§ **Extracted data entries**
---*---

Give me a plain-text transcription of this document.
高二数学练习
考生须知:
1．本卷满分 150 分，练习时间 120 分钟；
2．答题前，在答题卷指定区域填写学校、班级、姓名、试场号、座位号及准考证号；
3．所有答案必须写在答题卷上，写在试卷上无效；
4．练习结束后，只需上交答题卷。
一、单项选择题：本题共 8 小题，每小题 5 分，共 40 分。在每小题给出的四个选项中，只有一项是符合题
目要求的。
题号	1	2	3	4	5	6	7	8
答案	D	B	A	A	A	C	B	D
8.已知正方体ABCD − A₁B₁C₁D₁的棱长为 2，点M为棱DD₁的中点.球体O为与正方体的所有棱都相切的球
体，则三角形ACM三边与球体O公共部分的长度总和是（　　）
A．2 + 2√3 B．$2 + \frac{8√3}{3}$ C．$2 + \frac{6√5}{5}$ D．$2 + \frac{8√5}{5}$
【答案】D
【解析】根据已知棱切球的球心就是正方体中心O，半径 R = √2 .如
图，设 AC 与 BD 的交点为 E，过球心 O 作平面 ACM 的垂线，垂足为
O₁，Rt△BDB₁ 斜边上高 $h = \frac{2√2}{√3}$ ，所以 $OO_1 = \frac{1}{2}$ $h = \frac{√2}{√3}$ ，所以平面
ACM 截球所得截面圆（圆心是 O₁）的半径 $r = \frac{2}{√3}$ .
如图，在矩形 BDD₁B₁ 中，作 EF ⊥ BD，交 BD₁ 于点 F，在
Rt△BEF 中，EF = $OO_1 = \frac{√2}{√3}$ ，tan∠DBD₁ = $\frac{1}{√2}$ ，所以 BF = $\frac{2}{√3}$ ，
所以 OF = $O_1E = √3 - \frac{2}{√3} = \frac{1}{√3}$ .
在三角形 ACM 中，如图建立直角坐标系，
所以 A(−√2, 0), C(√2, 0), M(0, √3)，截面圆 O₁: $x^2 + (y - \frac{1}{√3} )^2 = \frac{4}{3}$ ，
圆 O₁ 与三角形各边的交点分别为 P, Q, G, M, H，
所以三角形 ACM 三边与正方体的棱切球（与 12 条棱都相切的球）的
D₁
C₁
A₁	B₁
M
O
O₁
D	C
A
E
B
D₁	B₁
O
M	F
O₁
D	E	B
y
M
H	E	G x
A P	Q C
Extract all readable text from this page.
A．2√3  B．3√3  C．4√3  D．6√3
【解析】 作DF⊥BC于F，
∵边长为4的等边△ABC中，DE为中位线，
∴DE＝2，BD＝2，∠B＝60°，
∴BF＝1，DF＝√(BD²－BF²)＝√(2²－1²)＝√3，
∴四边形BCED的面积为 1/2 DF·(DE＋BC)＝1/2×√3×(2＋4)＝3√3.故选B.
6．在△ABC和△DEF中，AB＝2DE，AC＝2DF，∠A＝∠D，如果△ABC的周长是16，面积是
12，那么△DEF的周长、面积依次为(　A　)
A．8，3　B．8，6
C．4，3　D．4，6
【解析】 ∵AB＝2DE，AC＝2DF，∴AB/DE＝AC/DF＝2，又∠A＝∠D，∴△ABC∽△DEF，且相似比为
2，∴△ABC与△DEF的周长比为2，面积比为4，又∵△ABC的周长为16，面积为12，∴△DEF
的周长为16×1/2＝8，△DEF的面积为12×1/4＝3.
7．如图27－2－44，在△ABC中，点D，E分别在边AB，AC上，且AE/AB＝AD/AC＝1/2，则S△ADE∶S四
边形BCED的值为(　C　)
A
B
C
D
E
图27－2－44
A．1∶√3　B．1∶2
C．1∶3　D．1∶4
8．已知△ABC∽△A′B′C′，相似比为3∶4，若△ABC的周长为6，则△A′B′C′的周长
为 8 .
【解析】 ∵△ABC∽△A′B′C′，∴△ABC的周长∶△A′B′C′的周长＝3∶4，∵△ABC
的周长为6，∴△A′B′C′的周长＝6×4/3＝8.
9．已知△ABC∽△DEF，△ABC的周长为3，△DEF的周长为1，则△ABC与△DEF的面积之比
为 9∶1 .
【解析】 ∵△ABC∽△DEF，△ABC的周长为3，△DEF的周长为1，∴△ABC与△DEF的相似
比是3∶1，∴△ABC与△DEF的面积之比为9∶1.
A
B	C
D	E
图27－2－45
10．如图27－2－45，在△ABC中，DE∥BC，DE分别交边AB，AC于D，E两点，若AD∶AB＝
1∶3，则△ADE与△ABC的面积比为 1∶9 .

---*---

§ **GIVEN INSTRUCTION**
Repeat back the data above, exact to the last character.

§ **RESULT**
Give me a plain-text transcription of this document.
高二数学练习
考生须知:
1．本卷满分 150 分，练习时间 120 分钟；
2．答题前，在答题卷指定区域填写学校、班级、姓名、试场号、座位号及准考证号；
3．所有答案必须写在答题卷上，写在试卷上无效；
4．练习结束后，只需上交答题卷。
一、单项选择题：本题共 8 小题，每小题 5 分，共 40 分。在每小题给出的四个选项中，只有一项是符合题
目要求的。
题号	1	2	3	4	5	6	7	8
答案	D	B	A	A	A	C	B	D
8.已知正方体ABCD − A₁B₁C₁D₁的棱长为 2，点M为棱DD₁的中点.球体O为与正方体的所有棱都相切的球
体，则三角形ACM三边与球体O公共部分的长度总和是（　　）
A．2 + 2√3 B．$2 + \frac{8√3}{3}$ C．$2 + \frac{6√5}{5}$ D．$2 + \frac{8√5}{5}$
【答案】D
【解析】根据已知棱切球的球心就是正方体中心O，半径 R = √2 .如
图，设 AC 与 BD 的交点为 E，过球心 O 作平面 ACM 的垂线，垂足为
O₁，Rt△BDB₁ 斜边上高 $h = \frac{2√2}{√3}$ ，所以 $OO_1 = \frac{1}{2}$ $h = \frac{√2}{√3}$ ，所以平面
ACM 截球所得截面圆（圆心是 O₁）的半径 $r = \frac{2}{√3}$ .
如图，在矩形 BDD₁B₁ 中，作 EF ⊥ BD，交 BD₁ 于点 F，在
Rt△BEF 中，EF = $OO_1 = \frac{√2}{√3}$ ，tan∠DBD₁ = $\frac{1}{√2}$ ，所以 BF = $\frac{2}{√3}$ ，
所以 OF = $O_1E = √3 - \frac{2}{√3} = \frac{1}{√3}$ .
在三角形 ACM 中，如图建立直角坐标系，
所以 A(−√2, 0), C(√2, 0), M(0, √3)，截面圆 O₁: $x^2 + (y - \frac{1}{√3} )^2 = \frac{4}{3}$ ，
圆 O₁ 与三角形各边的交点分别为 P, Q, G, M, H，
所以三角形 ACM 三边与正方体的棱切球（与 12 条棱都相切的球）的
D₁
C₁
A₁	B₁
M
O
O₁
D	C
A
E
B
D₁	B₁
O
M	F
O₁
D	E	B
y
M
H	E	G x
A P	Q C
Extract all readable text from this page.
A．2√3  B．3√3  C．4√3  D．6√3
【解析】 作DF⊥BC于F，
∵边长为4的等边△ABC中，DE为中位线，
∴DE＝2，BD＝2，∠B＝60°，
∴BF＝1，DF＝√(BD²－BF²)＝√(2²－1²)＝√3，
∴四边形BCED的面积为 1/2 DF·(DE＋BC)＝1/2×√3×(2＋4)＝3√3.故选B.
6．在△ABC和△DEF中，AB＝2DE，AC＝2DF，∠A＝∠D，如果△ABC的周长是16，面积是
12，那么△DEF的周长、面积依次为(　A　)
A．8，3　B．8，6
C．4，3　D．4，6
【解析】 ∵AB＝2DE，AC＝2DF，∴AB/DE＝AC/DF＝2，又∠A＝∠D，∴△ABC∽△DEF，且相似比为
2，∴△ABC与△DEF的周长比为2，面积比为4，又∵△ABC的周长为16，面积为12，∴△DEF
的周长为16×1/2＝8，△DEF的面积为12×1/4＝3.
7．如图27－2－44，在△ABC中，点D，E分别在边AB，AC上，且AE/AB＝AD/AC＝1/2，则S△ADE∶S四
边形BCED的值为(　C　)
A
B
C
D
E
图27－2－44
A．1∶√3　B．1∶2
C．1∶3　D．1∶4
8．已知△ABC∽△A′B′C′，相似比为3∶4，若△ABC的周长为6，则△A′B′C′的周长
为 8 .
【解析】 ∵△ABC∽△A′B′C′，∴△ABC的周长∶△A′B′C′的周长＝3∶4，∵△ABC
的周长为6，∴△A′B′C′的周长＝6×4/3＝8.
9．已知△ABC∽△DEF，△ABC的周长为3，△DEF的周长为1，则△ABC与△DEF的面积之比
为 9∶1 .
【解析】 ∵△ABC∽△DEF，△ABC的周长为3，△DEF的周长为1，∴△ABC与△DEF的相似
比是3∶1，∴△ABC与△DEF的面积之比为9∶1.
A
B	C
D	E
图27－2－45
10．如图27－2－45，在△ABC中，DE∥BC，DE分别交边AB，AC于D，E两点，若AD∶AB＝
1∶3，则△ADE与△ABC的面积比为 1∶9 .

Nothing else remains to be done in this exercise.